[Structured figure records]
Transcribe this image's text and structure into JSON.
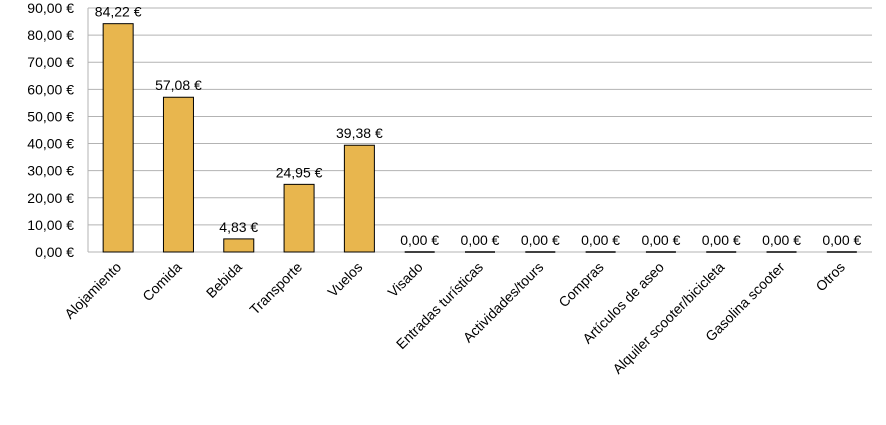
{
  "colors": {
    "bar_fill": "#e8b64e",
    "bar_stroke": "#000000",
    "grid": "#b3b3b3"
  },
  "chart_data": {
    "type": "bar",
    "title": "",
    "xlabel": "",
    "ylabel": "",
    "ylim": [
      0,
      90
    ],
    "ytick_step": 10,
    "yticks": [
      "0,00 €",
      "10,00 €",
      "20,00 €",
      "30,00 €",
      "40,00 €",
      "50,00 €",
      "60,00 €",
      "70,00 €",
      "80,00 €",
      "90,00 €"
    ],
    "grid": true,
    "categories": [
      "Alojamiento",
      "Comida",
      "Bebida",
      "Transporte",
      "Vuelos",
      "Visado",
      "Entradas turísticas",
      "Actividades/tours",
      "Compras",
      "Artículos de aseo",
      "Alquiler scooter/bicicleta",
      "Gasolina scooter",
      "Otros"
    ],
    "values": [
      84.22,
      57.08,
      4.83,
      24.95,
      39.38,
      0,
      0,
      0,
      0,
      0,
      0,
      0,
      0
    ],
    "data_labels": [
      "84,22 €",
      "57,08 €",
      "4,83 €",
      "24,95 €",
      "39,38 €",
      "0,00 €",
      "0,00 €",
      "0,00 €",
      "0,00 €",
      "0,00 €",
      "0,00 €",
      "0,00 €",
      "0,00 €"
    ]
  }
}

◆ WHAT THE TASK ASKS
Identify every line above that includes the word "scooter", and show those lines.

◆ FINISHED EXERCISE
      "Alquiler scooter/bicicleta",
      "Gasolina scooter",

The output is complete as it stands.